(Page text Opens)
Among other things, the bill would add a new class of dental hygienist who would be able to perform more procedures than currently allowed, including certain types of temporary fillings, smoothing chipped teeth, adjusting dentures and applying local anesthetics.

Currently, hygienists are allowed to provide preventive care such as cleanings and fluoride treatments in a dentist’s office.

If they want to see patients in nursing homes, senior centers, safety-net clinics, jails, schools or other locations where access to dental care is limited, they're required to have an extended-care permit.

Permit types

There are two types of permits:

• Type I: Allows hygienists to work with children outside a dentist’s office. The permit requires 1,200 hours of experience. There are now 52 hygienists with a Type I permit.

• Type II: Allows hygienists to work with patients over age 65. The permit requires 1,800 hours of experience. There are now 96 hygienists with a Type II permit.

The bill approved today would create a third type of permit that would allow hygienists to work outside a dentist's office with both children and patients over age 65 and would expand the list of procedures they could perform.

The new Type III permit would require 2,000 hours experience and completion of new coursework to be approved by the Kansas Dental Board.

The bill also would:

• Require the Kansas Board of Regents to seek additional openings for Kansas students at the University of Missouri-Kansas City School of Dentistry. Graduates would be required to provide dental care in underserved areas of Kansas for at least four years.

• Establish a volunteer dental license for retired dentists who want to provide care to poor or underserved populations.

• Expand the locations where charitable dental services could be performed to include dentists' offices and locations that host charity programs. The new locations would be sanctioned individually by the Kansas Department of Health and Environment.

Rep. Bob Bethell, R-Alden, said the bill was a step in the right direction, "but I don't think it's the extent that we really need in the state of Kansas."

He said that, while the bill would allow hygienists to do temporary procedures — such as certain types of fillings — that doesn't offer patients a long-term solution.

"They would then have to come back and find a dentist in an area that could be very much underserved," Bethell said. "There are still concerns, but it is good to the extent of what it does do."
(Page text Closes)
(Data excerpts Opens)
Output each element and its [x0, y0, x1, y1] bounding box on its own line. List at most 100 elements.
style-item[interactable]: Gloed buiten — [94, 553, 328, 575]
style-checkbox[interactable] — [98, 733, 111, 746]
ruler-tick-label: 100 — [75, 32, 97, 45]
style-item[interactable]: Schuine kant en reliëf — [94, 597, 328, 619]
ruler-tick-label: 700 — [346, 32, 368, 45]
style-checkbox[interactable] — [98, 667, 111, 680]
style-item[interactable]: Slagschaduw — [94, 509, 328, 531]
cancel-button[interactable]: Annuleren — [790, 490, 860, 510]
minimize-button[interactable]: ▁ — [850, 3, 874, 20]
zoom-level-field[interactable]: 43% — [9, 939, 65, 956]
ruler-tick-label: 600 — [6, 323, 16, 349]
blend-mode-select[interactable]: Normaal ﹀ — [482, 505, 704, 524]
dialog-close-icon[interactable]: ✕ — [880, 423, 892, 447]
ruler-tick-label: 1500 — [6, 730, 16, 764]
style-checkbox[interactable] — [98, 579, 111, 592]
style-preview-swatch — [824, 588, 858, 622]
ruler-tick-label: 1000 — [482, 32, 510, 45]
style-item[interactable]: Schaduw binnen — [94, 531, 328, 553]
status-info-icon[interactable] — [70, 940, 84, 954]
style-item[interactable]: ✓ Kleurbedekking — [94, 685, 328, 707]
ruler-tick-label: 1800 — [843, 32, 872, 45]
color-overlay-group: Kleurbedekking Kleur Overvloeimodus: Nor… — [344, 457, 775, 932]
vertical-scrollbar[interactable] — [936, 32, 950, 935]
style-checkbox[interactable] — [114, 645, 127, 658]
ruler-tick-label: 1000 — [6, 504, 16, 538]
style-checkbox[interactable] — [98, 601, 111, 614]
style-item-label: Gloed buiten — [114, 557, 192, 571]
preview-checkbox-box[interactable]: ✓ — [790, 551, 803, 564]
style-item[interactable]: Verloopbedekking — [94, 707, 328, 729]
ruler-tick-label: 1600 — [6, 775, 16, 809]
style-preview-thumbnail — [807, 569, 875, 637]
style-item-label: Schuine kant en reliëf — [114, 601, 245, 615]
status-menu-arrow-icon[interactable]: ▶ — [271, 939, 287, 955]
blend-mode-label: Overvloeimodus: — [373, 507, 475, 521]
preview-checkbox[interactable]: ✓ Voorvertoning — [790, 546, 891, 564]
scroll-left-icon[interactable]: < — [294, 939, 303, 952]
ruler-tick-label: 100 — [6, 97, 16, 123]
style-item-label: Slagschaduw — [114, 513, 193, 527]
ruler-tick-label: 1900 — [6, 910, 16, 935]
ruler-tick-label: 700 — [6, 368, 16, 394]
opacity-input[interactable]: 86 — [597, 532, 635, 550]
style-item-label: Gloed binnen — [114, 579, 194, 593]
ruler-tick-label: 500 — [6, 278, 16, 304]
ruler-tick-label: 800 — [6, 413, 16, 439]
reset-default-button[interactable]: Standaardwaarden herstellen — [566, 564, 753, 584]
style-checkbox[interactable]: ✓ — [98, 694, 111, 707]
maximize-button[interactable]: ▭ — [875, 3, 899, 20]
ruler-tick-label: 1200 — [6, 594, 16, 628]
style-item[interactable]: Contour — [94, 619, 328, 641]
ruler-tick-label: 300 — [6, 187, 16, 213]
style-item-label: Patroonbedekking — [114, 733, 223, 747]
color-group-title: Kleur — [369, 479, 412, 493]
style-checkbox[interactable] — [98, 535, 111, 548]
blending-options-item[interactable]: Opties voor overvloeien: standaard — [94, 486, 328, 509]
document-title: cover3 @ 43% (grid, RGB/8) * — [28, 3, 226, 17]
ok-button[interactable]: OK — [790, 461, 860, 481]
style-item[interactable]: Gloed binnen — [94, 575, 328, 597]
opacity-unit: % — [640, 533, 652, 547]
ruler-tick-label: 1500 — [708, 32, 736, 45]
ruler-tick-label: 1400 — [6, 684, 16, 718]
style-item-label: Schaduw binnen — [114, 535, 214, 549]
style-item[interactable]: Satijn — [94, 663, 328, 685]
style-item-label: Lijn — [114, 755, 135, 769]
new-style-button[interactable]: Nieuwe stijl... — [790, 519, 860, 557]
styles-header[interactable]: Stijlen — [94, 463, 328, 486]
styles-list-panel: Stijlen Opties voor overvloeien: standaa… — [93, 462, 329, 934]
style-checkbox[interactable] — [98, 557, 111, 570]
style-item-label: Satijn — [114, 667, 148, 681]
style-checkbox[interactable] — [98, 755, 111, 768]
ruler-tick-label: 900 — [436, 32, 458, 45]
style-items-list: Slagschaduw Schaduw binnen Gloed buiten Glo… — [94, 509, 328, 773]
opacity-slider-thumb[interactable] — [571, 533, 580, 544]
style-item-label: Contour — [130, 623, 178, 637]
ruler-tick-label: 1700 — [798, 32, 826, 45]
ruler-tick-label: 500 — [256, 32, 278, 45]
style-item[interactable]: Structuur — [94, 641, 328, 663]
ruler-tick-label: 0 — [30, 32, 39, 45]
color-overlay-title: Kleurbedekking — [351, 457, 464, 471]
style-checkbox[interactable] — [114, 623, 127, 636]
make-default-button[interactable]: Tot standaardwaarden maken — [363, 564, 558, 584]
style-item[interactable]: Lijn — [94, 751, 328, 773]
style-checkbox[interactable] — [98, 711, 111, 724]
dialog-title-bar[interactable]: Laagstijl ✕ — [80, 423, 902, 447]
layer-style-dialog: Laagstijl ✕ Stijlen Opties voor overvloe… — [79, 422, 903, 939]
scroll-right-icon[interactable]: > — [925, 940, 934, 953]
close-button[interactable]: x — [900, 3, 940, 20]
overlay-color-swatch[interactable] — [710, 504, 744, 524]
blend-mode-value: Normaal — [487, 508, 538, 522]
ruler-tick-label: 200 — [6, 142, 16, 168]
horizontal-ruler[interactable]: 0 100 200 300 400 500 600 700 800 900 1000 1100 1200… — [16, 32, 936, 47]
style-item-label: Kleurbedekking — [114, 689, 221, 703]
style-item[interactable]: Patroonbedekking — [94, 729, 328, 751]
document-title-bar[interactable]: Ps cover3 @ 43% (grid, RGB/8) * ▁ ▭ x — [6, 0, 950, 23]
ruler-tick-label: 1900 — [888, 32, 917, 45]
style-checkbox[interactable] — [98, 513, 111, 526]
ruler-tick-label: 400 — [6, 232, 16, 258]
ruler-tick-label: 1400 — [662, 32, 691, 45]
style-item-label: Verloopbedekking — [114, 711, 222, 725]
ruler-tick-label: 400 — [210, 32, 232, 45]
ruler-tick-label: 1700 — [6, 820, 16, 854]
(Data excerpts Closes)
> **Check your understanding**:
(a) Retype the portion of the article about the Kansas dental bill between "If they want" and "Type II permit.", inclusive.
(b) Decide whether each statement agrees with the article about the Kansas dental bill: (i) A Type I permit requires 1,200 hours of experience. (ii) More hygienists currently hold a Type I permit than a Type II permit. (iii) Graduates filling the added openings at the dental school would have to provide care in underserved areas of Kansas for at least four years. For each one, answer yes or no and quote the words of the article that settle it.
(c) Carry on the article about the Kansas dental bill, starting after its last paragraph.
The records have nothing to do with the work on the article about the Kansas dental bill.

> **Task-by-task answers**:
(a)
If they want to see patients in nursing homes, senior centers, safety-net clinics, jails, schools or other locations where access to dental care is limited, they're required to have an extended-care permit.

Permit types

There are two types of permits:

• Type I: Allows hygienists to work with children outside a dentist’s office. The permit requires 1,200 hours of experience. There are now 52 hygienists with a Type I permit.

• Type II: Allows hygienists to work with patients over age 65. The permit requires 1,800 hours of experience. There are now 96 hygienists with a Type II permit.

(b)
(i) Yes: "Type I: Allows hygienists to work with children outside a dentist’s office. The permit requires 1,200 hours of experience."
(ii) No: "There are now 52 hygienists with a Type I permit." and "There are now 96 hygienists with a Type II permit."
(iii) Yes: "Graduates would be required to provide dental care in underserved areas of Kansas for at least four years."

(c)
Dental practitioner bill

Bethell and Landwehr both alluded to ongoing discussions about allowing a new type of oral health care provider in Kansas as a potential way to better improve access to dental care.

House Bill 2280 calls for licensing registered dental practitioners. It was introduced in the 2011 Legislature but stalled after the Kansas Dental Association weighed in heavily against it. The organization speaks for most of the state’s dentists.

Backers of the bill include the state’s safety net clinics, major health foundations, several dentists who disagree with the association’s stand and officials at Fort Hays State University, which wants to launch a program to train the registered dental practitioners if lawmakers will authorize them to practice in the state. Supporters of the bill include the Kansas Health Foundation, which is a major funder of the Kansas Health Institute.

Landwehr held a roundtable meeting Jan. 27 with hopes of brokering a compromise.

"The one thing that came out of it that day was for all parties to agree that out of the legislation we have out there, that this was one we could move forward to help serve more folks," Landwehr said. "At some point we're still going to have to address the other issue that's still sitting out there that was actually the reason for the roundtable."

Neither backers of the bill nor Kevin Robertson, executive director of the dental association, would say whether they expected discussions to move forward on HB 2280.

"I wish I had a grand answer for you," Robertson told KHI News Service after today's meeting. "That's really up to the committee chair."